◆ Exercise goal: The records below should be written out again, exactly.
Start of Exercise inputs
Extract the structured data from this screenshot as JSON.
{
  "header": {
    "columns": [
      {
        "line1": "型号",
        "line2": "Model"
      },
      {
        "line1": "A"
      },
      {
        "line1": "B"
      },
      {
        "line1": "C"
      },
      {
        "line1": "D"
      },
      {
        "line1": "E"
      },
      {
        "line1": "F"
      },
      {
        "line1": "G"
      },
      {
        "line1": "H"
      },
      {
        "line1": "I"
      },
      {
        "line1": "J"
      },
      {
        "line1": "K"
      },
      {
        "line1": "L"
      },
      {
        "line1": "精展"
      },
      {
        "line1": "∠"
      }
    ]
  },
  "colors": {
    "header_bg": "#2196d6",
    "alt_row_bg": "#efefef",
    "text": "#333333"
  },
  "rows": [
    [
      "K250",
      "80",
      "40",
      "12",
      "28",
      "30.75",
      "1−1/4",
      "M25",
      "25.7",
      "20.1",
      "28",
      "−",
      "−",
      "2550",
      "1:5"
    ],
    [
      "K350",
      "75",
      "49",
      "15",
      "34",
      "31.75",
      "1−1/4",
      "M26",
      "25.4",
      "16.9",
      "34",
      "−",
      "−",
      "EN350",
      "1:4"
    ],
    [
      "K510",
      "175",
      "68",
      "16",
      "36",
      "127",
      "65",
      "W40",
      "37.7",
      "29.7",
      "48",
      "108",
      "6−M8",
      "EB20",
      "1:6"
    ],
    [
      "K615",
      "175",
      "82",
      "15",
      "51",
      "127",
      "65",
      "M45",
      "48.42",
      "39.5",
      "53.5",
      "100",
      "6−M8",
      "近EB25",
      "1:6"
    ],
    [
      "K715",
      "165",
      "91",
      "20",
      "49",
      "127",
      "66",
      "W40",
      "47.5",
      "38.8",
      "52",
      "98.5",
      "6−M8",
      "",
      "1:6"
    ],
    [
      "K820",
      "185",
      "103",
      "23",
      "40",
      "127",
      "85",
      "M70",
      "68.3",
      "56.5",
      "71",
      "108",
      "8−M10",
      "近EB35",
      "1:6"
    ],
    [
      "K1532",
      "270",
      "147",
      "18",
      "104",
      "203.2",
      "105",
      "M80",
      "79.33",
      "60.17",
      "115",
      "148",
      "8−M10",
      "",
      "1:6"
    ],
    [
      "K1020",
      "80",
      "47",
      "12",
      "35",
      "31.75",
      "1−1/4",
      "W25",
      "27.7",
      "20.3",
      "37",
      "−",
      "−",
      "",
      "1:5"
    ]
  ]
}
End of Exercise inputs
◆ Written reply:
Extract the structured data from this screenshot as JSON.
{
  "header": {
    "columns": [
      {
        "line1": "型号",
        "line2": "Model"
      },
      {
        "line1": "A"
      },
      {
        "line1": "B"
      },
      {
        "line1": "C"
      },
      {
        "line1": "D"
      },
      {
        "line1": "E"
      },
      {
        "line1": "F"
      },
      {
        "line1": "G"
      },
      {
        "line1": "H"
      },
      {
        "line1": "I"
      },
      {
        "line1": "J"
      },
      {
        "line1": "K"
      },
      {
        "line1": "L"
      },
      {
        "line1": "精展"
      },
      {
        "line1": "∠"
      }
    ]
  },
  "colors": {
    "header_bg": "#2196d6",
    "alt_row_bg": "#efefef",
    "text": "#333333"
  },
  "rows": [
    [
      "K250",
      "80",
      "40",
      "12",
      "28",
      "30.75",
      "1−1/4",
      "M25",
      "25.7",
      "20.1",
      "28",
      "−",
      "−",
      "2550",
      "1:5"
    ],
    [
      "K350",
      "75",
      "49",
      "15",
      "34",
      "31.75",
      "1−1/4",
      "M26",
      "25.4",
      "16.9",
      "34",
      "−",
      "−",
      "EN350",
      "1:4"
    ],
    [
      "K510",
      "175",
      "68",
      "16",
      "36",
      "127",
      "65",
      "W40",
      "37.7",
      "29.7",
      "48",
      "108",
      "6−M8",
      "EB20",
      "1:6"
    ],
    [
      "K615",
      "175",
      "82",
      "15",
      "51",
      "127",
      "65",
      "M45",
      "48.42",
      "39.5",
      "53.5",
      "100",
      "6−M8",
      "近EB25",
      "1:6"
    ],
    [
      "K715",
      "165",
      "91",
      "20",
      "49",
      "127",
      "66",
      "W40",
      "47.5",
      "38.8",
      "52",
      "98.5",
      "6−M8",
      "",
      "1:6"
    ],
    [
      "K820",
      "185",
      "103",
      "23",
      "40",
      "127",
      "85",
      "M70",
      "68.3",
      "56.5",
      "71",
      "108",
      "8−M10",
      "近EB35",
      "1:6"
    ],
    [
      "K1532",
      "270",
      "147",
      "18",
      "104",
      "203.2",
      "105",
      "M80",
      "79.33",
      "60.17",
      "115",
      "148",
      "8−M10",
      "",
      "1:6"
    ],
    [
      "K1020",
      "80",
      "47",
      "12",
      "35",
      "31.75",
      "1−1/4",
      "W25",
      "27.7",
      "20.3",
      "37",
      "−",
      "−",
      "",
      "1:5"
    ]
  ]
}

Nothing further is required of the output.